■ OBJECTIVE ■
All of the material below is to be retyped exactly.

════

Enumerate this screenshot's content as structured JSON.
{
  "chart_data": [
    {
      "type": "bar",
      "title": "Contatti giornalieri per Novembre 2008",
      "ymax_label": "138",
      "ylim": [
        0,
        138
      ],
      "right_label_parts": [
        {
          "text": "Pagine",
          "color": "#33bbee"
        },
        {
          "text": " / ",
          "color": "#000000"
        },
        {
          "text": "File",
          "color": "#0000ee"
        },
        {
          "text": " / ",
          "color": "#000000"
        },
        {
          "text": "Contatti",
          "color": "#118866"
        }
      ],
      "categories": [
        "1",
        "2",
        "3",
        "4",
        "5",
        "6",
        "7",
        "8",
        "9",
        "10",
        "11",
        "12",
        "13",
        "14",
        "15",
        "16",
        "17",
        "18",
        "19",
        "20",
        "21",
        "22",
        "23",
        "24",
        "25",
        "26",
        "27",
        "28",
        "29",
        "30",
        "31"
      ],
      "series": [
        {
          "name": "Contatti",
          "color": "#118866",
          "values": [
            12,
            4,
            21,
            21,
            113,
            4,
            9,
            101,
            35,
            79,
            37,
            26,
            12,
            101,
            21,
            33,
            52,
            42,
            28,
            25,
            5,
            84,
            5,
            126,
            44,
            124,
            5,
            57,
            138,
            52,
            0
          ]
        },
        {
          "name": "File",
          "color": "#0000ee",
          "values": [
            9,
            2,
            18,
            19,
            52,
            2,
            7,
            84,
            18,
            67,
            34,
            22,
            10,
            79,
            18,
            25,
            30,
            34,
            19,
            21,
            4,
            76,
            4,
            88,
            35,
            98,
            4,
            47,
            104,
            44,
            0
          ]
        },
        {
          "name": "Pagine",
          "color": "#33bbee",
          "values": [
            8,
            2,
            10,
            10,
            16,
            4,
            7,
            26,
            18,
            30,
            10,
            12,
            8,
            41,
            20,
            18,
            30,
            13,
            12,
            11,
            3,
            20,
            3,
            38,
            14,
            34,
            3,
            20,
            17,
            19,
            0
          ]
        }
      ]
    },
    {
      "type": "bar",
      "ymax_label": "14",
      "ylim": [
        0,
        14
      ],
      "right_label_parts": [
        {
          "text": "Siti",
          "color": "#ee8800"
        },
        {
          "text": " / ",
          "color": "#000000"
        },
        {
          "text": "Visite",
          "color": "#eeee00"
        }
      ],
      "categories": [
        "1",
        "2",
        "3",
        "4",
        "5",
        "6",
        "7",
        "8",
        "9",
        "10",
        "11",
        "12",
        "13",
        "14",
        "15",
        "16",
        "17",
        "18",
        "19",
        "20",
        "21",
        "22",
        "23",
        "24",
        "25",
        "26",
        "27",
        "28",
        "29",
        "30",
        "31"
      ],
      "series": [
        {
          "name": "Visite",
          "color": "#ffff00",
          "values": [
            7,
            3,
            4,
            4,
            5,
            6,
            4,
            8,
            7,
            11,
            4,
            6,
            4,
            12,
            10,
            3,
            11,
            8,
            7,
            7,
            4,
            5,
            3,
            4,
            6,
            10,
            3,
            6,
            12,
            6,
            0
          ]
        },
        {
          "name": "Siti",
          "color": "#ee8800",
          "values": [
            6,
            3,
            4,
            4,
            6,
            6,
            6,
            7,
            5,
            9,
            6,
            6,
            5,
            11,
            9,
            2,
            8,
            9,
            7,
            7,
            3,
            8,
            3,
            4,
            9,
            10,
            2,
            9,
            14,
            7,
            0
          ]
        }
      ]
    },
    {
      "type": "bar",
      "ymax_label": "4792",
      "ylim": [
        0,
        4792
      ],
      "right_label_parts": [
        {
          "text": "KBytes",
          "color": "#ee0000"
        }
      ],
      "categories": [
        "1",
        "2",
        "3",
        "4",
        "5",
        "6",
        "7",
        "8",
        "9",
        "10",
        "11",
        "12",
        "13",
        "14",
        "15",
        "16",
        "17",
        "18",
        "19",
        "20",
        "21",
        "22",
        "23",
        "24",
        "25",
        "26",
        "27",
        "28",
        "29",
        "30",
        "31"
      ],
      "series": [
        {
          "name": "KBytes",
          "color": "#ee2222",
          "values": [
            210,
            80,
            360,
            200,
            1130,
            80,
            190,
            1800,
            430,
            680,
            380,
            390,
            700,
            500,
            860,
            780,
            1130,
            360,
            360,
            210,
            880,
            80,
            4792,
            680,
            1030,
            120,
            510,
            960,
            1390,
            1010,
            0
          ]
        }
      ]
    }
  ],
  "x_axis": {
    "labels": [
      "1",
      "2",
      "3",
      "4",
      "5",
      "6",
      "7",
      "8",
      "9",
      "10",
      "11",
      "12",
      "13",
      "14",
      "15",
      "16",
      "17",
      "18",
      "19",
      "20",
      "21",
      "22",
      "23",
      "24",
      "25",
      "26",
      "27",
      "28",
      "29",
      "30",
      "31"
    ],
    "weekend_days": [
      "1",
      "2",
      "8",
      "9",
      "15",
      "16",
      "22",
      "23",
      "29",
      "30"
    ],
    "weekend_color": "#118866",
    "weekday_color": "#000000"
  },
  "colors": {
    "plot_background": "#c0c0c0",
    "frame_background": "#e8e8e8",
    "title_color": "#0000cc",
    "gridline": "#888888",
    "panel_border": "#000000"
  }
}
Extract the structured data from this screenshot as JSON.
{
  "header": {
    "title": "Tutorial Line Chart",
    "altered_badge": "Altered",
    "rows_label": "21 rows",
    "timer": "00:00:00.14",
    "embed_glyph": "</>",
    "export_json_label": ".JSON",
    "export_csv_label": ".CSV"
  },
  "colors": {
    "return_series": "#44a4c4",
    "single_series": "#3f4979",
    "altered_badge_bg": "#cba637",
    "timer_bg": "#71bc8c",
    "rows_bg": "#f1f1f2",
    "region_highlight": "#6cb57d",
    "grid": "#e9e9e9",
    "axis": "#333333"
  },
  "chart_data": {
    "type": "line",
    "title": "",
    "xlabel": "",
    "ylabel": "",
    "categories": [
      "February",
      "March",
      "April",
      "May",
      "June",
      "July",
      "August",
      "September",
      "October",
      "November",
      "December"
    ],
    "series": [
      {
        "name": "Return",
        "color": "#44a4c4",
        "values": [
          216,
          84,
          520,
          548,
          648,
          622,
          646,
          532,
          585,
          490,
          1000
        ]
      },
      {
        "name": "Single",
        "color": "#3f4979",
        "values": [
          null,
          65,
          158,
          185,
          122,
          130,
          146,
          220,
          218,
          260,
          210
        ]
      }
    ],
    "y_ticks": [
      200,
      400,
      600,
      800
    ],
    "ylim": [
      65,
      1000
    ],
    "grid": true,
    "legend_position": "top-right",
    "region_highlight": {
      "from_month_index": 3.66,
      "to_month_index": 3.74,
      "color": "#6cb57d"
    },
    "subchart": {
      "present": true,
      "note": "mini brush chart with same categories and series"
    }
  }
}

════

■ OUTPUT FOR THIS TASK ■
Enumerate this screenshot's content as structured JSON.
{
  "chart_data": [
    {
      "type": "bar",
      "title": "Contatti giornalieri per Novembre 2008",
      "ymax_label": "138",
      "ylim": [
        0,
        138
      ],
      "right_label_parts": [
        {
          "text": "Pagine",
          "color": "#33bbee"
        },
        {
          "text": " / ",
          "color": "#000000"
        },
        {
          "text": "File",
          "color": "#0000ee"
        },
        {
          "text": " / ",
          "color": "#000000"
        },
        {
          "text": "Contatti",
          "color": "#118866"
        }
      ],
      "categories": [
        "1",
        "2",
        "3",
        "4",
        "5",
        "6",
        "7",
        "8",
        "9",
        "10",
        "11",
        "12",
        "13",
        "14",
        "15",
        "16",
        "17",
        "18",
        "19",
        "20",
        "21",
        "22",
        "23",
        "24",
        "25",
        "26",
        "27",
        "28",
        "29",
        "30",
        "31"
      ],
      "series": [
        {
          "name": "Contatti",
          "color": "#118866",
          "values": [
            12,
            4,
            21,
            21,
            113,
            4,
            9,
            101,
            35,
            79,
            37,
            26,
            12,
            101,
            21,
            33,
            52,
            42,
            28,
            25,
            5,
            84,
            5,
            126,
            44,
            124,
            5,
            57,
            138,
            52,
            0
          ]
        },
        {
          "name": "File",
          "color": "#0000ee",
          "values": [
            9,
            2,
            18,
            19,
            52,
            2,
            7,
            84,
            18,
            67,
            34,
            22,
            10,
            79,
            18,
            25,
            30,
            34,
            19,
            21,
            4,
            76,
            4,
            88,
            35,
            98,
            4,
            47,
            104,
            44,
            0
          ]
        },
        {
          "name": "Pagine",
          "color": "#33bbee",
          "values": [
            8,
            2,
            10,
            10,
            16,
            4,
            7,
            26,
            18,
            30,
            10,
            12,
            8,
            41,
            20,
            18,
            30,
            13,
            12,
            11,
            3,
            20,
            3,
            38,
            14,
            34,
            3,
            20,
            17,
            19,
            0
          ]
        }
      ]
    },
    {
      "type": "bar",
      "ymax_label": "14",
      "ylim": [
        0,
        14
      ],
      "right_label_parts": [
        {
          "text": "Siti",
          "color": "#ee8800"
        },
        {
          "text": " / ",
          "color": "#000000"
        },
        {
          "text": "Visite",
          "color": "#eeee00"
        }
      ],
      "categories": [
        "1",
        "2",
        "3",
        "4",
        "5",
        "6",
        "7",
        "8",
        "9",
        "10",
        "11",
        "12",
        "13",
        "14",
        "15",
        "16",
        "17",
        "18",
        "19",
        "20",
        "21",
        "22",
        "23",
        "24",
        "25",
        "26",
        "27",
        "28",
        "29",
        "30",
        "31"
      ],
      "series": [
        {
          "name": "Visite",
          "color": "#ffff00",
          "values": [
            7,
            3,
            4,
            4,
            5,
            6,
            4,
            8,
            7,
            11,
            4,
            6,
            4,
            12,
            10,
            3,
            11,
            8,
            7,
            7,
            4,
            5,
            3,
            4,
            6,
            10,
            3,
            6,
            12,
            6,
            0
          ]
        },
        {
          "name": "Siti",
          "color": "#ee8800",
          "values": [
            6,
            3,
            4,
            4,
            6,
            6,
            6,
            7,
            5,
            9,
            6,
            6,
            5,
            11,
            9,
            2,
            8,
            9,
            7,
            7,
            3,
            8,
            3,
            4,
            9,
            10,
            2,
            9,
            14,
            7,
            0
          ]
        }
      ]
    },
    {
      "type": "bar",
      "ymax_label": "4792",
      "ylim": [
        0,
        4792
      ],
      "right_label_parts": [
        {
          "text": "KBytes",
          "color": "#ee0000"
        }
      ],
      "categories": [
        "1",
        "2",
        "3",
        "4",
        "5",
        "6",
        "7",
        "8",
        "9",
        "10",
        "11",
        "12",
        "13",
        "14",
        "15",
        "16",
        "17",
        "18",
        "19",
        "20",
        "21",
        "22",
        "23",
        "24",
        "25",
        "26",
        "27",
        "28",
        "29",
        "30",
        "31"
      ],
      "series": [
        {
          "name": "KBytes",
          "color": "#ee2222",
          "values": [
            210,
            80,
            360,
            200,
            1130,
            80,
            190,
            1800,
            430,
            680,
            380,
            390,
            700,
            500,
            860,
            780,
            1130,
            360,
            360,
            210,
            880,
            80,
            4792,
            680,
            1030,
            120,
            510,
            960,
            1390,
            1010,
            0
          ]
        }
      ]
    }
  ],
  "x_axis": {
    "labels": [
      "1",
      "2",
      "3",
      "4",
      "5",
      "6",
      "7",
      "8",
      "9",
      "10",
      "11",
      "12",
      "13",
      "14",
      "15",
      "16",
      "17",
      "18",
      "19",
      "20",
      "21",
      "22",
      "23",
      "24",
      "25",
      "26",
      "27",
      "28",
      "29",
      "30",
      "31"
    ],
    "weekend_days": [
      "1",
      "2",
      "8",
      "9",
      "15",
      "16",
      "22",
      "23",
      "29",
      "30"
    ],
    "weekend_color": "#118866",
    "weekday_color": "#000000"
  },
  "colors": {
    "plot_background": "#c0c0c0",
    "frame_background": "#e8e8e8",
    "title_color": "#0000cc",
    "gridline": "#888888",
    "panel_border": "#000000"
  }
}
Extract the structured data from this screenshot as JSON.
{
  "header": {
    "title": "Tutorial Line Chart",
    "altered_badge": "Altered",
    "rows_label": "21 rows",
    "timer": "00:00:00.14",
    "embed_glyph": "</>",
    "export_json_label": ".JSON",
    "export_csv_label": ".CSV"
  },
  "colors": {
    "return_series": "#44a4c4",
    "single_series": "#3f4979",
    "altered_badge_bg": "#cba637",
    "timer_bg": "#71bc8c",
    "rows_bg": "#f1f1f2",
    "region_highlight": "#6cb57d",
    "grid": "#e9e9e9",
    "axis": "#333333"
  },
  "chart_data": {
    "type": "line",
    "title": "",
    "xlabel": "",
    "ylabel": "",
    "categories": [
      "February",
      "March",
      "April",
      "May",
      "June",
      "July",
      "August",
      "September",
      "October",
      "November",
      "December"
    ],
    "series": [
      {
        "name": "Return",
        "color": "#44a4c4",
        "values": [
          216,
          84,
          520,
          548,
          648,
          622,
          646,
          532,
          585,
          490,
          1000
        ]
      },
      {
        "name": "Single",
        "color": "#3f4979",
        "values": [
          null,
          65,
          158,
          185,
          122,
          130,
          146,
          220,
          218,
          260,
          210
        ]
      }
    ],
    "y_ticks": [
      200,
      400,
      600,
      800
    ],
    "ylim": [
      65,
      1000
    ],
    "grid": true,
    "legend_position": "top-right",
    "region_highlight": {
      "from_month_index": 3.66,
      "to_month_index": 3.74,
      "color": "#6cb57d"
    },
    "subchart": {
      "present": true,
      "note": "mini brush chart with same categories and series"
    }
  }
}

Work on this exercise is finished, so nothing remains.